Your instructions — Omit all pictures, then retype the data exactly as given.

## Begin Extracted material

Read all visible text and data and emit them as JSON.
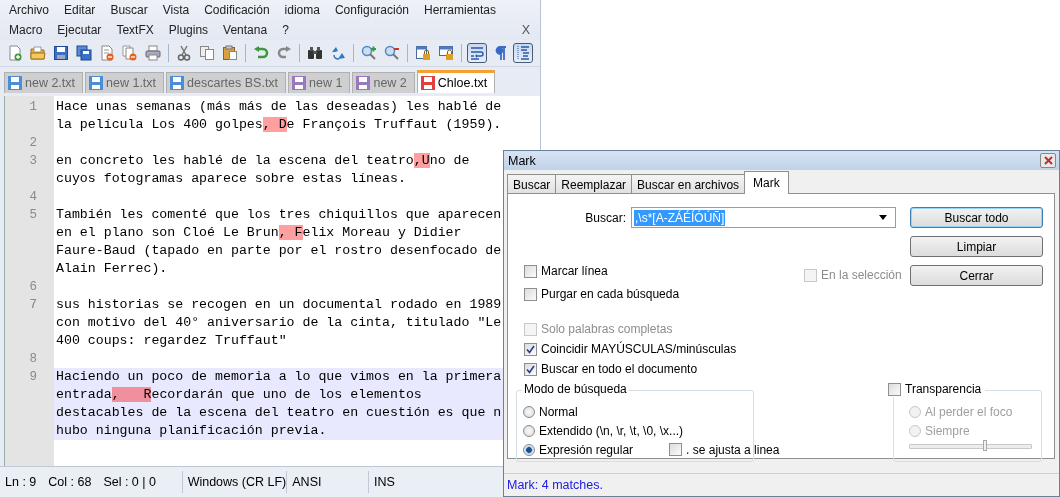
{
  "menu_rows": [
    [
      "Archivo",
      "Editar",
      "Buscar",
      "Vista",
      "Codificación",
      "idioma",
      "Configuración",
      "Herramientas"
    ],
    [
      "Macro",
      "Ejecutar",
      "TextFX",
      "Plugins",
      "Ventana",
      "?"
    ]
  ],
  "menu_close": "X",
  "toolbar_groups": [
    [
      {
        "kind": "new",
        "pressed": false
      },
      {
        "kind": "open",
        "pressed": false
      },
      {
        "kind": "save",
        "pressed": false
      },
      {
        "kind": "save-all",
        "pressed": false
      },
      {
        "kind": "close",
        "pressed": false
      },
      {
        "kind": "close-all",
        "pressed": false
      },
      {
        "kind": "print",
        "pressed": false
      }
    ],
    [
      {
        "kind": "cut",
        "pressed": false
      },
      {
        "kind": "copy",
        "pressed": false
      },
      {
        "kind": "paste",
        "pressed": false
      }
    ],
    [
      {
        "kind": "undo",
        "pressed": false
      },
      {
        "kind": "redo",
        "pressed": false
      }
    ],
    [
      {
        "kind": "find",
        "pressed": false
      },
      {
        "kind": "replace",
        "pressed": false
      }
    ],
    [
      {
        "kind": "zoom-in",
        "pressed": false
      },
      {
        "kind": "zoom-out",
        "pressed": false
      }
    ],
    [
      {
        "kind": "sync-v",
        "pressed": false
      },
      {
        "kind": "sync-h",
        "pressed": false
      }
    ],
    [
      {
        "kind": "wrap",
        "pressed": true
      },
      {
        "kind": "all-chars",
        "pressed": false
      },
      {
        "kind": "indent-guide",
        "pressed": true
      }
    ]
  ],
  "tabs": [
    {
      "label": "new 2.txt",
      "selected": false,
      "color": "#4a8ed8"
    },
    {
      "label": "new 1.txt",
      "selected": false,
      "color": "#4a8ed8"
    },
    {
      "label": "descartes BS.txt",
      "selected": false,
      "color": "#4a8ed8"
    },
    {
      "label": "new 1",
      "selected": false,
      "color": "#9a78c0"
    },
    {
      "label": "new 2",
      "selected": false,
      "color": "#9a78c0"
    },
    {
      "label": "Chloe.txt",
      "selected": true,
      "color": "#e04040"
    }
  ],
  "editor": {
    "lines": [
      {
        "number": "1",
        "current": false,
        "rows": [
          [
            {
              "text": "Hace unas semanas (más más de las deseadas) les hablé de",
              "marked": false
            }
          ],
          [
            {
              "text": "la película Los 400 golpes",
              "marked": false
            },
            {
              "text": ", D",
              "marked": true
            },
            {
              "text": "e François Truffaut (1959).",
              "marked": false
            }
          ]
        ]
      },
      {
        "number": "2",
        "current": false
      },
      {
        "number": "3",
        "current": false,
        "rows": [
          [
            {
              "text": "en concreto les hablé de la escena del teatro",
              "marked": false
            },
            {
              "text": ",U",
              "marked": true
            },
            {
              "text": "no de",
              "marked": false
            }
          ],
          [
            {
              "text": "cuyos fotogramas aparece sobre estas líneas.",
              "marked": false
            }
          ]
        ]
      },
      {
        "number": "4",
        "current": false
      },
      {
        "number": "5",
        "current": false,
        "rows": [
          [
            {
              "text": "También les comenté que los tres chiquillos que aparecen",
              "marked": false
            }
          ],
          [
            {
              "text": "en el plano son Cloé Le Brun",
              "marked": false
            },
            {
              "text": ", F",
              "marked": true
            },
            {
              "text": "elix Moreau y Didier",
              "marked": false
            }
          ],
          [
            {
              "text": "Faure-Baud (tapado en parte por el rostro desenfocado de",
              "marked": false
            }
          ],
          [
            {
              "text": "Alain Ferrec).",
              "marked": false
            }
          ]
        ]
      },
      {
        "number": "6",
        "current": false
      },
      {
        "number": "7",
        "current": false,
        "rows": [
          [
            {
              "text": "sus historias se recogen en un documental rodado en 1989",
              "marked": false
            }
          ],
          [
            {
              "text": "con motivo del 40° aniversario de la cinta, titulado \"Le",
              "marked": false
            }
          ],
          [
            {
              "text": "400 coups: regardez Truffaut\"",
              "marked": false
            }
          ]
        ]
      },
      {
        "number": "8",
        "current": false
      },
      {
        "number": "9",
        "current": true,
        "rows": [
          [
            {
              "text": "Haciendo un poco de memoria a lo que vimos en la primera",
              "marked": false
            }
          ],
          [
            {
              "text": "entrada",
              "marked": false
            },
            {
              "text": ",   R",
              "marked": true
            },
            {
              "text": "ecordarán que uno de los elementos",
              "marked": false
            }
          ],
          [
            {
              "text": "destacables de la escena del teatro en cuestión es que n",
              "marked": false
            }
          ],
          [
            {
              "text": "hubo ninguna planificación previa.",
              "marked": false
            }
          ]
        ]
      }
    ]
  },
  "status_bar": {
    "fields": [
      "Ln : 9",
      "Col : 68",
      "Sel : 0 | 0"
    ],
    "eol": "Windows (CR LF)",
    "encoding": "ANSI",
    "mode": "INS"
  },
  "dialog": {
    "title": "Mark",
    "tabs": [
      {
        "label": "Buscar",
        "selected": false
      },
      {
        "label": "Reemplazar",
        "selected": false
      },
      {
        "label": "Buscar en archivos",
        "selected": false
      },
      {
        "label": "Mark",
        "selected": true
      }
    ],
    "search_label": "Buscar:",
    "search_value": ",\\s*[A-ZÁÉÍÓÚÑ]",
    "search_value_selected": true,
    "buttons": [
      {
        "label": "Buscar todo",
        "default": true
      },
      {
        "label": "Limpiar",
        "default": false
      },
      {
        "label": "Cerrar",
        "default": false
      }
    ],
    "options": [
      {
        "label": "Marcar línea",
        "checked": false,
        "disabled": false
      },
      {
        "label": "Purgar en cada búsqueda",
        "checked": false,
        "disabled": false
      }
    ],
    "in_selection": {
      "label": "En la selección",
      "checked": false,
      "disabled": true
    },
    "match_options": [
      {
        "label": "Solo palabras completas",
        "checked": false,
        "disabled": true
      },
      {
        "label": "Coincidir MAYÚSCULAS/minúsculas",
        "checked": true,
        "disabled": false
      },
      {
        "label": "Buscar en todo el documento",
        "checked": true,
        "disabled": false
      }
    ],
    "search_mode": {
      "title": "Modo de búsqueda",
      "modes": [
        {
          "label": "Normal",
          "selected": false
        },
        {
          "label": "Extendido (\\n, \\r, \\t, \\0, \\x...)",
          "selected": false
        },
        {
          "label": "Expresión regular",
          "selected": true
        }
      ],
      "dot_newline": {
        "label": ". se ajusta a linea",
        "checked": false
      }
    },
    "transparency": {
      "label": "Transparencia",
      "checked": false,
      "modes": [
        {
          "label": "Al perder el foco",
          "selected": false
        },
        {
          "label": "Siempre",
          "selected": false
        }
      ],
      "level": 0.62
    },
    "status": "Mark: 4 matches."
  }
}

## End Extracted material

The completed task —
Read all visible text and data and emit them as JSON.
{
  "menu_rows": [
    [
      "Archivo",
      "Editar",
      "Buscar",
      "Vista",
      "Codificación",
      "idioma",
      "Configuración",
      "Herramientas"
    ],
    [
      "Macro",
      "Ejecutar",
      "TextFX",
      "Plugins",
      "Ventana",
      "?"
    ]
  ],
  "menu_close": "X",
  "toolbar_groups": [
    [
      {
        "kind": "new",
        "pressed": false
      },
      {
        "kind": "open",
        "pressed": false
      },
      {
        "kind": "save",
        "pressed": false
      },
      {
        "kind": "save-all",
        "pressed": false
      },
      {
        "kind": "close",
        "pressed": false
      },
      {
        "kind": "close-all",
        "pressed": false
      },
      {
        "kind": "print",
        "pressed": false
      }
    ],
    [
      {
        "kind": "cut",
        "pressed": false
      },
      {
        "kind": "copy",
        "pressed": false
      },
      {
        "kind": "paste",
        "pressed": false
      }
    ],
    [
      {
        "kind": "undo",
        "pressed": false
      },
      {
        "kind": "redo",
        "pressed": false
      }
    ],
    [
      {
        "kind": "find",
        "pressed": false
      },
      {
        "kind": "replace",
        "pressed": false
      }
    ],
    [
      {
        "kind": "zoom-in",
        "pressed": false
      },
      {
        "kind": "zoom-out",
        "pressed": false
      }
    ],
    [
      {
        "kind": "sync-v",
        "pressed": false
      },
      {
        "kind": "sync-h",
        "pressed": false
      }
    ],
    [
      {
        "kind": "wrap",
        "pressed": true
      },
      {
        "kind": "all-chars",
        "pressed": false
      },
      {
        "kind": "indent-guide",
        "pressed": true
      }
    ]
  ],
  "tabs": [
    {
      "label": "new 2.txt",
      "selected": false,
      "color": "#4a8ed8"
    },
    {
      "label": "new 1.txt",
      "selected": false,
      "color": "#4a8ed8"
    },
    {
      "label": "descartes BS.txt",
      "selected": false,
      "color": "#4a8ed8"
    },
    {
      "label": "new 1",
      "selected": false,
      "color": "#9a78c0"
    },
    {
      "label": "new 2",
      "selected": false,
      "color": "#9a78c0"
    },
    {
      "label": "Chloe.txt",
      "selected": true,
      "color": "#e04040"
    }
  ],
  "editor": {
    "lines": [
      {
        "number": "1",
        "current": false,
        "rows": [
          [
            {
              "text": "Hace unas semanas (más más de las deseadas) les hablé de",
              "marked": false
            }
          ],
          [
            {
              "text": "la película Los 400 golpes",
              "marked": false
            },
            {
              "text": ", D",
              "marked": true
            },
            {
              "text": "e François Truffaut (1959).",
              "marked": false
            }
          ]
        ]
      },
      {
        "number": "2",
        "current": false
      },
      {
        "number": "3",
        "current": false,
        "rows": [
          [
            {
              "text": "en concreto les hablé de la escena del teatro",
              "marked": false
            },
            {
              "text": ",U",
              "marked": true
            },
            {
              "text": "no de",
              "marked": false
            }
          ],
          [
            {
              "text": "cuyos fotogramas aparece sobre estas líneas.",
              "marked": false
            }
          ]
        ]
      },
      {
        "number": "4",
        "current": false
      },
      {
        "number": "5",
        "current": false,
        "rows": [
          [
            {
              "text": "También les comenté que los tres chiquillos que aparecen",
              "marked": false
            }
          ],
          [
            {
              "text": "en el plano son Cloé Le Brun",
              "marked": false
            },
            {
              "text": ", F",
              "marked": true
            },
            {
              "text": "elix Moreau y Didier",
              "marked": false
            }
          ],
          [
            {
              "text": "Faure-Baud (tapado en parte por el rostro desenfocado de",
              "marked": false
            }
          ],
          [
            {
              "text": "Alain Ferrec).",
              "marked": false
            }
          ]
        ]
      },
      {
        "number": "6",
        "current": false
      },
      {
        "number": "7",
        "current": false,
        "rows": [
          [
            {
              "text": "sus historias se recogen en un documental rodado en 1989",
              "marked": false
            }
          ],
          [
            {
              "text": "con motivo del 40° aniversario de la cinta, titulado \"Le",
              "marked": false
            }
          ],
          [
            {
              "text": "400 coups: regardez Truffaut\"",
              "marked": false
            }
          ]
        ]
      },
      {
        "number": "8",
        "current": false
      },
      {
        "number": "9",
        "current": true,
        "rows": [
          [
            {
              "text": "Haciendo un poco de memoria a lo que vimos en la primera",
              "marked": false
            }
          ],
          [
            {
              "text": "entrada",
              "marked": false
            },
            {
              "text": ",   R",
              "marked": true
            },
            {
              "text": "ecordarán que uno de los elementos",
              "marked": false
            }
          ],
          [
            {
              "text": "destacables de la escena del teatro en cuestión es que n",
              "marked": false
            }
          ],
          [
            {
              "text": "hubo ninguna planificación previa.",
              "marked": false
            }
          ]
        ]
      }
    ]
  },
  "status_bar": {
    "fields": [
      "Ln : 9",
      "Col : 68",
      "Sel : 0 | 0"
    ],
    "eol": "Windows (CR LF)",
    "encoding": "ANSI",
    "mode": "INS"
  },
  "dialog": {
    "title": "Mark",
    "tabs": [
      {
        "label": "Buscar",
        "selected": false
      },
      {
        "label": "Reemplazar",
        "selected": false
      },
      {
        "label": "Buscar en archivos",
        "selected": false
      },
      {
        "label": "Mark",
        "selected": true
      }
    ],
    "search_label": "Buscar:",
    "search_value": ",\\s*[A-ZÁÉÍÓÚÑ]",
    "search_value_selected": true,
    "buttons": [
      {
        "label": "Buscar todo",
        "default": true
      },
      {
        "label": "Limpiar",
        "default": false
      },
      {
        "label": "Cerrar",
        "default": false
      }
    ],
    "options": [
      {
        "label": "Marcar línea",
        "checked": false,
        "disabled": false
      },
      {
        "label": "Purgar en cada búsqueda",
        "checked": false,
        "disabled": false
      }
    ],
    "in_selection": {
      "label": "En la selección",
      "checked": false,
      "disabled": true
    },
    "match_options": [
      {
        "label": "Solo palabras completas",
        "checked": false,
        "disabled": true
      },
      {
        "label": "Coincidir MAYÚSCULAS/minúsculas",
        "checked": true,
        "disabled": false
      },
      {
        "label": "Buscar en todo el documento",
        "checked": true,
        "disabled": false
      }
    ],
    "search_mode": {
      "title": "Modo de búsqueda",
      "modes": [
        {
          "label": "Normal",
          "selected": false
        },
        {
          "label": "Extendido (\\n, \\r, \\t, \\0, \\x...)",
          "selected": false
        },
        {
          "label": "Expresión regular",
          "selected": true
        }
      ],
      "dot_newline": {
        "label": ". se ajusta a linea",
        "checked": false
      }
    },
    "transparency": {
      "label": "Transparencia",
      "checked": false,
      "modes": [
        {
          "label": "Al perder el foco",
          "selected": false
        },
        {
          "label": "Siempre",
          "selected": false
        }
      ],
      "level": 0.62
    },
    "status": "Mark: 4 matches."
  }
}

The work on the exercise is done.